• [Problem statement]: Below are some records. Copy every line in them that holds "드라이브".

• [Input for this task]:
···

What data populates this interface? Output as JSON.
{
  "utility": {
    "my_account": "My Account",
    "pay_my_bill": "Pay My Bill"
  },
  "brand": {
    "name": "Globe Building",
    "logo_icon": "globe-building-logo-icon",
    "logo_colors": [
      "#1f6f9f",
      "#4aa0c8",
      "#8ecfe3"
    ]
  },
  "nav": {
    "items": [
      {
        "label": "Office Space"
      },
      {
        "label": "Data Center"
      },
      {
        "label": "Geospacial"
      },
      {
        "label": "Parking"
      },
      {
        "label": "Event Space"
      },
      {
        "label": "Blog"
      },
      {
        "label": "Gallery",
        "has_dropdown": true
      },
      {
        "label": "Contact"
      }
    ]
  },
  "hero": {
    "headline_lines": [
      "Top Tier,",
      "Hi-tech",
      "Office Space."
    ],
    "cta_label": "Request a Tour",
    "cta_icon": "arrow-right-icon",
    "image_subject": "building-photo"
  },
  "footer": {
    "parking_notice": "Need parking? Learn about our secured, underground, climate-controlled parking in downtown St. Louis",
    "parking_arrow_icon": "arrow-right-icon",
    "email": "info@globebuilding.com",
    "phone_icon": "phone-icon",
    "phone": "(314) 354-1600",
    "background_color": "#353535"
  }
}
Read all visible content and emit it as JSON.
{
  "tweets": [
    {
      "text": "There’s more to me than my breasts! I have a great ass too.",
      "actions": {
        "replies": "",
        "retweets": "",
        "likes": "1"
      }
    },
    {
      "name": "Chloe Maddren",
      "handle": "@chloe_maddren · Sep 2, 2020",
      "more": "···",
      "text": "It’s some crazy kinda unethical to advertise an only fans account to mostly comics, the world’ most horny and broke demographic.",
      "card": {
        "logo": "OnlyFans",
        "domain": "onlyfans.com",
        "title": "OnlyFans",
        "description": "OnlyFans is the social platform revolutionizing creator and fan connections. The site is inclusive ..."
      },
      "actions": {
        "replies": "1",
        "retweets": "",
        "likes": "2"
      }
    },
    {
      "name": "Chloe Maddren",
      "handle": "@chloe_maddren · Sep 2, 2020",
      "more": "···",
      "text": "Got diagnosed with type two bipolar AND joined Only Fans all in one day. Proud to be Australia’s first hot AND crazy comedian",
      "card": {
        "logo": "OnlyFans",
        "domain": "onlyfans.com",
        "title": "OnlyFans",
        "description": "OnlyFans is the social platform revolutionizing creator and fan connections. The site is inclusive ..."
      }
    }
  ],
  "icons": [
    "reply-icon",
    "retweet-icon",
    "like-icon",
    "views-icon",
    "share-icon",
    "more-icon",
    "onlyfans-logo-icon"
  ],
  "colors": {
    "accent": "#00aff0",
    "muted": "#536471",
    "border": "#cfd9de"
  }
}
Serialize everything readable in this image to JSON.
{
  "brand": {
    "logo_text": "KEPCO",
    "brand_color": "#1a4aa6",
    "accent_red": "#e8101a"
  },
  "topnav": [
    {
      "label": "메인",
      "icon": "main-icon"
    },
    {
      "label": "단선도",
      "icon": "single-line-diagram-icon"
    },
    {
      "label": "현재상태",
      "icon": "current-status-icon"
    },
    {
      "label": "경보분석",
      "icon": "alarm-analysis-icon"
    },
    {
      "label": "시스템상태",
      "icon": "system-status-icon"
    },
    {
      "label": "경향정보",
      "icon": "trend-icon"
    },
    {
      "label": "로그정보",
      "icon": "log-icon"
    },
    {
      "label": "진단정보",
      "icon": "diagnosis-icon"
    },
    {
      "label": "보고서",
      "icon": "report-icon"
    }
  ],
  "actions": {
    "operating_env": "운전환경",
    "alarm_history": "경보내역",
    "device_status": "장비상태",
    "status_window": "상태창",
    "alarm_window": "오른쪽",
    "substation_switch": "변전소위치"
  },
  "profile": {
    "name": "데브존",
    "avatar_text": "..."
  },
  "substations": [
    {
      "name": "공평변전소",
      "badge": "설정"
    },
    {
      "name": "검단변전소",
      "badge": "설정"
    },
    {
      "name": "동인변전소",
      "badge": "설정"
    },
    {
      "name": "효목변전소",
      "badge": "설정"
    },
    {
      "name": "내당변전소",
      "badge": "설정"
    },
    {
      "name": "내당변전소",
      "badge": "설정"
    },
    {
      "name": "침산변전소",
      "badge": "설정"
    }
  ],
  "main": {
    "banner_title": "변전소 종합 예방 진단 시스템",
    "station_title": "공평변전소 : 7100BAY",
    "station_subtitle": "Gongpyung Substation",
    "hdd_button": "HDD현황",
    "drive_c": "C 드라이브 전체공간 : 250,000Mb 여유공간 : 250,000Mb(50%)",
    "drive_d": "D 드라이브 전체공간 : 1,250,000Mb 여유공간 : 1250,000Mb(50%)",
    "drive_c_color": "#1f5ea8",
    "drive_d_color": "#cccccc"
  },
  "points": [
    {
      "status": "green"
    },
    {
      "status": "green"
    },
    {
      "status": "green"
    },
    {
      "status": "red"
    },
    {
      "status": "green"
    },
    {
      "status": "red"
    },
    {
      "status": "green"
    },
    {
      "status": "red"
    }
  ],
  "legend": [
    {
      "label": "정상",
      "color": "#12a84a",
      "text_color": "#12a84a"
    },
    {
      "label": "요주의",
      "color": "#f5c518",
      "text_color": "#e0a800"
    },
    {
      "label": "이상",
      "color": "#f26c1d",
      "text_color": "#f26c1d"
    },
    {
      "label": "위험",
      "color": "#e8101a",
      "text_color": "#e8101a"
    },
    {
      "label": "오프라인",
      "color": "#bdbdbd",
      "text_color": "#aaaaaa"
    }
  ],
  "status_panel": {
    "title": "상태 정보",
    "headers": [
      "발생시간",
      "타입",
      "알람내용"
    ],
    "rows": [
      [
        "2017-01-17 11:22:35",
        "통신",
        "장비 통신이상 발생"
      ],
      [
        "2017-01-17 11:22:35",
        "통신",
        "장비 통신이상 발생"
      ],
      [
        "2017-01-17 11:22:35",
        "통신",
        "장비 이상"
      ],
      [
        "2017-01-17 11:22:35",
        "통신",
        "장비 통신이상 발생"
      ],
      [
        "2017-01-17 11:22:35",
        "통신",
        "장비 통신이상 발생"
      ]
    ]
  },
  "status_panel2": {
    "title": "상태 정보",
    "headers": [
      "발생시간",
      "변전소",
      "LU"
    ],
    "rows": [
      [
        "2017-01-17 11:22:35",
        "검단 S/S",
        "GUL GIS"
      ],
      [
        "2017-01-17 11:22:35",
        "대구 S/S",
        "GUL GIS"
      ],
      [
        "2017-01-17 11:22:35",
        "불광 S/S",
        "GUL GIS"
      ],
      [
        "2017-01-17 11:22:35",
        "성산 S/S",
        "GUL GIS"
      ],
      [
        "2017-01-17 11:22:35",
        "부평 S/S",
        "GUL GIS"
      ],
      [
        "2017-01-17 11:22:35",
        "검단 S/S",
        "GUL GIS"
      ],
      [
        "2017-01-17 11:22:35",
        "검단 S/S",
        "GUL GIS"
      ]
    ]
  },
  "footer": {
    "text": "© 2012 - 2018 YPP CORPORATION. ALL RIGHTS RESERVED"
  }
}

···

• [Full solution]:
    "drive_c": "C 드라이브 전체공간 : 250,000Mb 여유공간 : 250,000Mb(50%)",
    "drive_d": "D 드라이브 전체공간 : 1,250,000Mb 여유공간 : 1250,000Mb(50%)",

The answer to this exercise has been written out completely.